WRITTEN PROBLEM
Pick out each line of the records that contains the string "footer" and copy it. Case counts, so only lines with that exact capitalization match.

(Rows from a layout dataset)
■ ■ ■

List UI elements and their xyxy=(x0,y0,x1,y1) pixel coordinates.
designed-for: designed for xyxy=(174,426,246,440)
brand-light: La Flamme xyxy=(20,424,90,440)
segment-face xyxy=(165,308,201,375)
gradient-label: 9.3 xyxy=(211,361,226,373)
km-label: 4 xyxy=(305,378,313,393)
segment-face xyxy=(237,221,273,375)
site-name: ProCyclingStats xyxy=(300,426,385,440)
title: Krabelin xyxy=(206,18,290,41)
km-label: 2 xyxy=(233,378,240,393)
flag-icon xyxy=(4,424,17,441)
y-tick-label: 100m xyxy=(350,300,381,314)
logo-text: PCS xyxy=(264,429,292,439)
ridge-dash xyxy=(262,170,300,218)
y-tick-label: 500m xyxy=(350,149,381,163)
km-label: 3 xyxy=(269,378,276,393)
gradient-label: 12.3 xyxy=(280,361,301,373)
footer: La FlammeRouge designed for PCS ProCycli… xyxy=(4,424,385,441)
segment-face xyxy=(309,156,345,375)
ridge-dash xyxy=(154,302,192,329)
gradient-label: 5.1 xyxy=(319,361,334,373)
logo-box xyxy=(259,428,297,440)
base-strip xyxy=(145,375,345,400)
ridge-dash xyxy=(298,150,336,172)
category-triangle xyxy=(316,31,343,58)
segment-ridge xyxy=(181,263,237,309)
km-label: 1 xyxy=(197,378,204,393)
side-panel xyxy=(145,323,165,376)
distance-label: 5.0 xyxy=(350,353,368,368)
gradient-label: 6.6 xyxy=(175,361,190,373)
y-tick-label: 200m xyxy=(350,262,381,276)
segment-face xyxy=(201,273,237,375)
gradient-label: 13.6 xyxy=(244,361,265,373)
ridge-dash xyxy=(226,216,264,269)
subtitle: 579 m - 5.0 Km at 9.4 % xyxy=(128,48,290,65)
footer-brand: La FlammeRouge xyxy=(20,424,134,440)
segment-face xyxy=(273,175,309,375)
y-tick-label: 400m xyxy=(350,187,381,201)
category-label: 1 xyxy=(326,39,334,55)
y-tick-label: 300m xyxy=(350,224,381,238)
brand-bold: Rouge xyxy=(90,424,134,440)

■ ■ ■

SOLUTION FOR THIS TASK
footer: La FlammeRouge designed for PCS ProCycli… xyxy=(4,424,385,441)
footer-brand: La FlammeRouge xyxy=(20,424,134,440)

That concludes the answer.